[Data records]
────────────────

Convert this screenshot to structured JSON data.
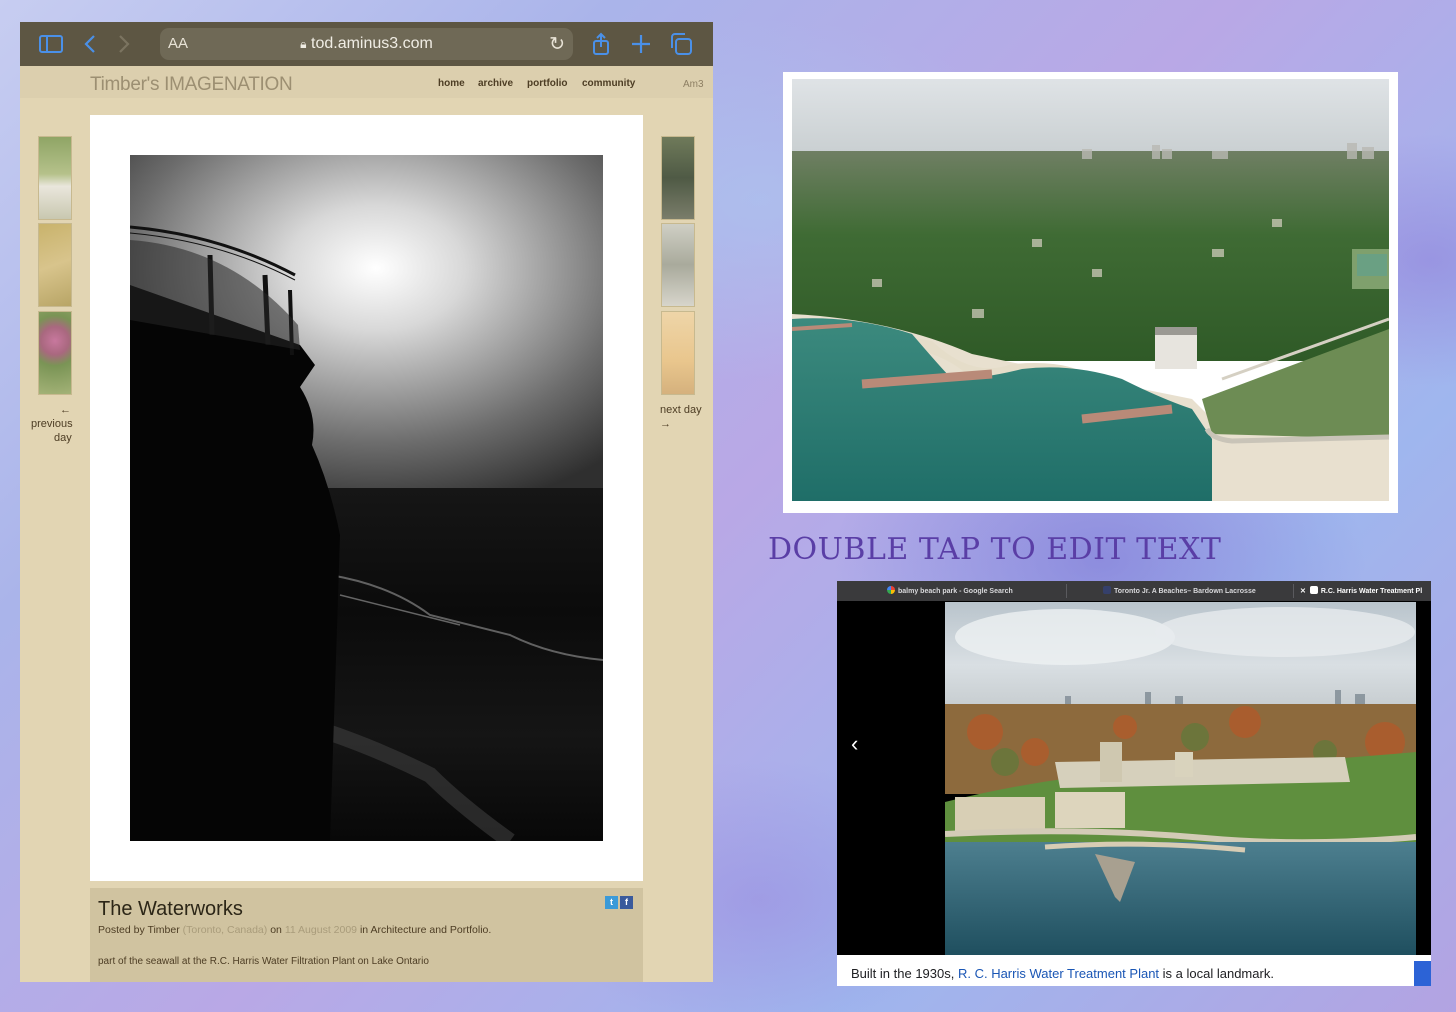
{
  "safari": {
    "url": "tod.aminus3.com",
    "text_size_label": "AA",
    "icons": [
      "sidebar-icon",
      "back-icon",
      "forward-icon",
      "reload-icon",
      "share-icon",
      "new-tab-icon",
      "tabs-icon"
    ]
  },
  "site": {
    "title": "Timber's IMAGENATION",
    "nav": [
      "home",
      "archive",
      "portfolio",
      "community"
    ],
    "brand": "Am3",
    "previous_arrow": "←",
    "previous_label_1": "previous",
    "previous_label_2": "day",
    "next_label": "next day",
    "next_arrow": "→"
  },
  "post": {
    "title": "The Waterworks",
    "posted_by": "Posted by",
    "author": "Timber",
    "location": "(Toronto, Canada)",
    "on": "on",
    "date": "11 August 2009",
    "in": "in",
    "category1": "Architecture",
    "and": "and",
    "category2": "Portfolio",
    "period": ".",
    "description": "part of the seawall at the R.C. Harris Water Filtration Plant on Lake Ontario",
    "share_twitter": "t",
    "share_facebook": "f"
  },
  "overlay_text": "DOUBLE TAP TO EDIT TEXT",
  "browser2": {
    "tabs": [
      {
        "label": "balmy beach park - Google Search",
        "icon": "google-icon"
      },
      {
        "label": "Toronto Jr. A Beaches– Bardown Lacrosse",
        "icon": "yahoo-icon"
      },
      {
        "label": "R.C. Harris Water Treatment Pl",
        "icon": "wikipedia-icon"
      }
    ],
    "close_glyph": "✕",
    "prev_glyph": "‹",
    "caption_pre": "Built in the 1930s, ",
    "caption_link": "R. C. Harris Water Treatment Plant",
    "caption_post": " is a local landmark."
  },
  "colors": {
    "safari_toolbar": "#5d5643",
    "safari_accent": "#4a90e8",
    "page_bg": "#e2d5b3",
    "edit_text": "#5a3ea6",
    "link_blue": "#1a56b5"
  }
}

────────────────

## Requirement
Exclude all images and restate the records above word for word.

## Exercise response
Convert this screenshot to structured JSON data.
{
  "safari": {
    "url": "tod.aminus3.com",
    "text_size_label": "AA",
    "icons": [
      "sidebar-icon",
      "back-icon",
      "forward-icon",
      "reload-icon",
      "share-icon",
      "new-tab-icon",
      "tabs-icon"
    ]
  },
  "site": {
    "title": "Timber's IMAGENATION",
    "nav": [
      "home",
      "archive",
      "portfolio",
      "community"
    ],
    "brand": "Am3",
    "previous_arrow": "←",
    "previous_label_1": "previous",
    "previous_label_2": "day",
    "next_label": "next day",
    "next_arrow": "→"
  },
  "post": {
    "title": "The Waterworks",
    "posted_by": "Posted by",
    "author": "Timber",
    "location": "(Toronto, Canada)",
    "on": "on",
    "date": "11 August 2009",
    "in": "in",
    "category1": "Architecture",
    "and": "and",
    "category2": "Portfolio",
    "period": ".",
    "description": "part of the seawall at the R.C. Harris Water Filtration Plant on Lake Ontario",
    "share_twitter": "t",
    "share_facebook": "f"
  },
  "overlay_text": "DOUBLE TAP TO EDIT TEXT",
  "browser2": {
    "tabs": [
      {
        "label": "balmy beach park - Google Search",
        "icon": "google-icon"
      },
      {
        "label": "Toronto Jr. A Beaches– Bardown Lacrosse",
        "icon": "yahoo-icon"
      },
      {
        "label": "R.C. Harris Water Treatment Pl",
        "icon": "wikipedia-icon"
      }
    ],
    "close_glyph": "✕",
    "prev_glyph": "‹",
    "caption_pre": "Built in the 1930s, ",
    "caption_link": "R. C. Harris Water Treatment Plant",
    "caption_post": " is a local landmark."
  },
  "colors": {
    "safari_toolbar": "#5d5643",
    "safari_accent": "#4a90e8",
    "page_bg": "#e2d5b3",
    "edit_text": "#5a3ea6",
    "link_blue": "#1a56b5"
  }
}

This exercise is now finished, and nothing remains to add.